• TASK DETAILS: All entries are to be quoted exactly; the images stay out of the copy.

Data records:

## begin

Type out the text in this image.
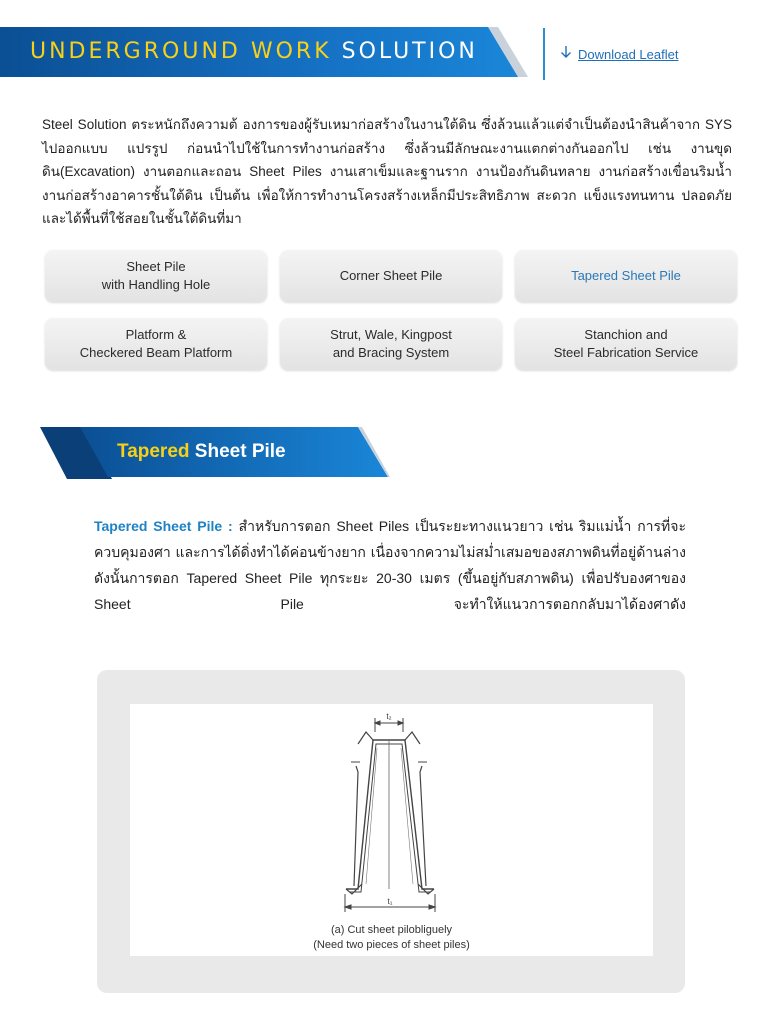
UNDERGROUND WORK SOLUTION	Download Leaflet

Steel Solution ตระหนักถึงความต้ องการของผู้รับเหมาก่อสร้างในงานใต้ดิน ซึ่งล้วนแล้วแต่จำเป็นต้องนำสินค้าจาก SYS ไปออกแบบ แปรรูป ก่อนนำไปใช้ในการทำงานก่อสร้าง ซึ่งล้วนมีลักษณะงานแตกต่างกันออกไป เช่น งานขุดดิน(Excavation) งานตอกและถอน Sheet Piles งานเสาเข็มและฐานราก งานป้องกันดินทลาย งานก่อสร้างเขื่อนริมน้ำ งานก่อสร้างอาคารชั้นใต้ดิน เป็นต้น เพื่อให้การทำงานโครงสร้างเหล็กมีประสิทธิภาพ สะดวก แข็งแรงทนทาน ปลอดภัย และได้พื้นที่ใช้สอยในชั้นใต้ดินที่มา

Sheet Pile
with Handling Hole
Corner Sheet Pile	Tapered Sheet Pile
Platform &
Checkered Beam Platform
Strut, Wale, Kingpost
and Bracing System
Stanchion and
Steel Fabrication Service
Tapered Sheet Pile

Tapered Sheet Pile : สำหรับการตอก Sheet Piles เป็นระยะทางแนวยาว เช่น ริมแม่น้ำ การที่จะควบคุมองศา และการได้ดิ่งทำได้ค่อนข้างยาก เนื่องจากความไม่สม่ำเสมอของสภาพดินที่อยู่ด้านล่าง ดังนั้นการตอก Tapered Sheet Pile ทุกระยะ 20-30 เมตร (ขึ้นอยู่กับสภาพดิน) เพื่อปรับองศาของ Sheet Pile จะทำให้แนวการตอกกลับมาได้องศาดัง

t₂
t₁
(a) Cut sheet pilobliguely
(Need two pieces of sheet piles)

## end

• ANSWER FOR THE TASK:
Type out the text in this image.
UNDERGROUND WORK SOLUTION	Download Leaflet

Steel Solution ตระหนักถึงความต้ องการของผู้รับเหมาก่อสร้างในงานใต้ดิน ซึ่งล้วนแล้วแต่จำเป็นต้องนำสินค้าจาก SYS ไปออกแบบ แปรรูป ก่อนนำไปใช้ในการทำงานก่อสร้าง ซึ่งล้วนมีลักษณะงานแตกต่างกันออกไป เช่น งานขุดดิน(Excavation) งานตอกและถอน Sheet Piles งานเสาเข็มและฐานราก งานป้องกันดินทลาย งานก่อสร้างเขื่อนริมน้ำ งานก่อสร้างอาคารชั้นใต้ดิน เป็นต้น เพื่อให้การทำงานโครงสร้างเหล็กมีประสิทธิภาพ สะดวก แข็งแรงทนทาน ปลอดภัย และได้พื้นที่ใช้สอยในชั้นใต้ดินที่มา

Sheet Pile
with Handling Hole
Corner Sheet Pile	Tapered Sheet Pile
Platform &
Checkered Beam Platform
Strut, Wale, Kingpost
and Bracing System
Stanchion and
Steel Fabrication Service
Tapered Sheet Pile

Tapered Sheet Pile : สำหรับการตอก Sheet Piles เป็นระยะทางแนวยาว เช่น ริมแม่น้ำ การที่จะควบคุมองศา และการได้ดิ่งทำได้ค่อนข้างยาก เนื่องจากความไม่สม่ำเสมอของสภาพดินที่อยู่ด้านล่าง ดังนั้นการตอก Tapered Sheet Pile ทุกระยะ 20-30 เมตร (ขึ้นอยู่กับสภาพดิน) เพื่อปรับองศาของ Sheet Pile จะทำให้แนวการตอกกลับมาได้องศาดัง

t₂
t₁
(a) Cut sheet pilobliguely
(Need two pieces of sheet piles)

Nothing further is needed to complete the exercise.